Layout dataset entries:

★ ★ ★

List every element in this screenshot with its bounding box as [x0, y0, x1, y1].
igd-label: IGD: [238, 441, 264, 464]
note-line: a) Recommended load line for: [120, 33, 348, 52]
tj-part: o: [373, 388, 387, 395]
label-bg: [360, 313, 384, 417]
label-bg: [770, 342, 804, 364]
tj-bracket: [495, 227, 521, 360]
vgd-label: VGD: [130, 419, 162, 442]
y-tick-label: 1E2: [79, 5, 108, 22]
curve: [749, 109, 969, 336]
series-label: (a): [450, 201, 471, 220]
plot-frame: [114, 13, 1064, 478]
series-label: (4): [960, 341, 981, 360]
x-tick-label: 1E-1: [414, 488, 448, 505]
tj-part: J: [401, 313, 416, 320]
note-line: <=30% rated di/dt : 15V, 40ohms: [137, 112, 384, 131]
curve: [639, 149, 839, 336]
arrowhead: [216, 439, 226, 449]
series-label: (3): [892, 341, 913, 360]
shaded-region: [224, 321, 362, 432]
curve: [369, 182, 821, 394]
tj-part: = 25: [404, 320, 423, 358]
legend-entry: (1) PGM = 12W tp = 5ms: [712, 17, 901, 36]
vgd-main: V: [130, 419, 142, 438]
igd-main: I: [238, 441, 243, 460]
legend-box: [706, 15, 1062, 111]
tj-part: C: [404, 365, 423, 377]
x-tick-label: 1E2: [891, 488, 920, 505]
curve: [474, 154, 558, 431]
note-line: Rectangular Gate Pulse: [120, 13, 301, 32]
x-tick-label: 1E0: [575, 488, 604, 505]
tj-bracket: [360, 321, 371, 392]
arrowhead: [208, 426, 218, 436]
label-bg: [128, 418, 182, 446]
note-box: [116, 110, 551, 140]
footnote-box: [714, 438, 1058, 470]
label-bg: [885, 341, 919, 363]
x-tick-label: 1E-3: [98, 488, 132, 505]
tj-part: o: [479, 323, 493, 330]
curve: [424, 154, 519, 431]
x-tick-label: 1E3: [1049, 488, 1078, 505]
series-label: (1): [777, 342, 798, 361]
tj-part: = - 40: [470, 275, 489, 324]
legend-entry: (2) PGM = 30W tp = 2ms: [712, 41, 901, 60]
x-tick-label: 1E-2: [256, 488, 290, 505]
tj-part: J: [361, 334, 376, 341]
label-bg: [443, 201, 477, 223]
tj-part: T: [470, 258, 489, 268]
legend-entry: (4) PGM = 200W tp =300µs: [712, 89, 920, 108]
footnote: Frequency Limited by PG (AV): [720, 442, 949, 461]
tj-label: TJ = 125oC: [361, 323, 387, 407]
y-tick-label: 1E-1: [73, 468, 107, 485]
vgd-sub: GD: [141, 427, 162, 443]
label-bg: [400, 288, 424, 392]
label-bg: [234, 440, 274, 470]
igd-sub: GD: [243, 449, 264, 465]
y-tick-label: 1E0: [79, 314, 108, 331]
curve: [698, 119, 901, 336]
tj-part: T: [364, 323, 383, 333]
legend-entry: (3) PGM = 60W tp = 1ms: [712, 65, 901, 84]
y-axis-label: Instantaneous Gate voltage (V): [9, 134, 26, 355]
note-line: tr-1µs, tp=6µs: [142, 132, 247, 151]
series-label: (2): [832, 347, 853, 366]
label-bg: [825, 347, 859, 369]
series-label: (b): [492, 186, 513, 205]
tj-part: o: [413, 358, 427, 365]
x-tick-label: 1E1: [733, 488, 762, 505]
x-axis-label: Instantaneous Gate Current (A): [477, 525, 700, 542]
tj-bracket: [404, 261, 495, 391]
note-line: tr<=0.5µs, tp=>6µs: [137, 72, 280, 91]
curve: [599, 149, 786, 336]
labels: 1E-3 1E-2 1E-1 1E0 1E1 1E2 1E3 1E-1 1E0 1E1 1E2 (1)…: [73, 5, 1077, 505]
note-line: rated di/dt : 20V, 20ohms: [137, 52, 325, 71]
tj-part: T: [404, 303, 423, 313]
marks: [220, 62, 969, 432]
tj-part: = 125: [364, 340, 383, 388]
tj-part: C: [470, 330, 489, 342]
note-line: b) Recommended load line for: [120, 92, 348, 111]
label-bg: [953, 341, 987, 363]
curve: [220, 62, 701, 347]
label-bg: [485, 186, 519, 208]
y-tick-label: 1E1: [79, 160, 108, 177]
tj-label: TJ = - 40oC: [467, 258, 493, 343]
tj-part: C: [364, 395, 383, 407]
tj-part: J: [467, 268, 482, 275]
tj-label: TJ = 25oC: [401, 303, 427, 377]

★ ★ ★

• **Task instructions**
Update the listing above, starting at its first line and ending at the line that contains "y-tick-label: 1E2: [79, 5, 108, 22]": write those lines again with "screenshot" replaced by "chart image" and everything else left unchanged.

• **Solution below**
List every element in this chart image with its bounding box as [x0, y0, x1, y1].
igd-label: IGD: [238, 441, 264, 464]
note-line: a) Recommended load line for: [120, 33, 348, 52]
tj-part: o: [373, 388, 387, 395]
label-bg: [360, 313, 384, 417]
label-bg: [770, 342, 804, 364]
tj-bracket: [495, 227, 521, 360]
vgd-label: VGD: [130, 419, 162, 442]
y-tick-label: 1E2: [79, 5, 108, 22]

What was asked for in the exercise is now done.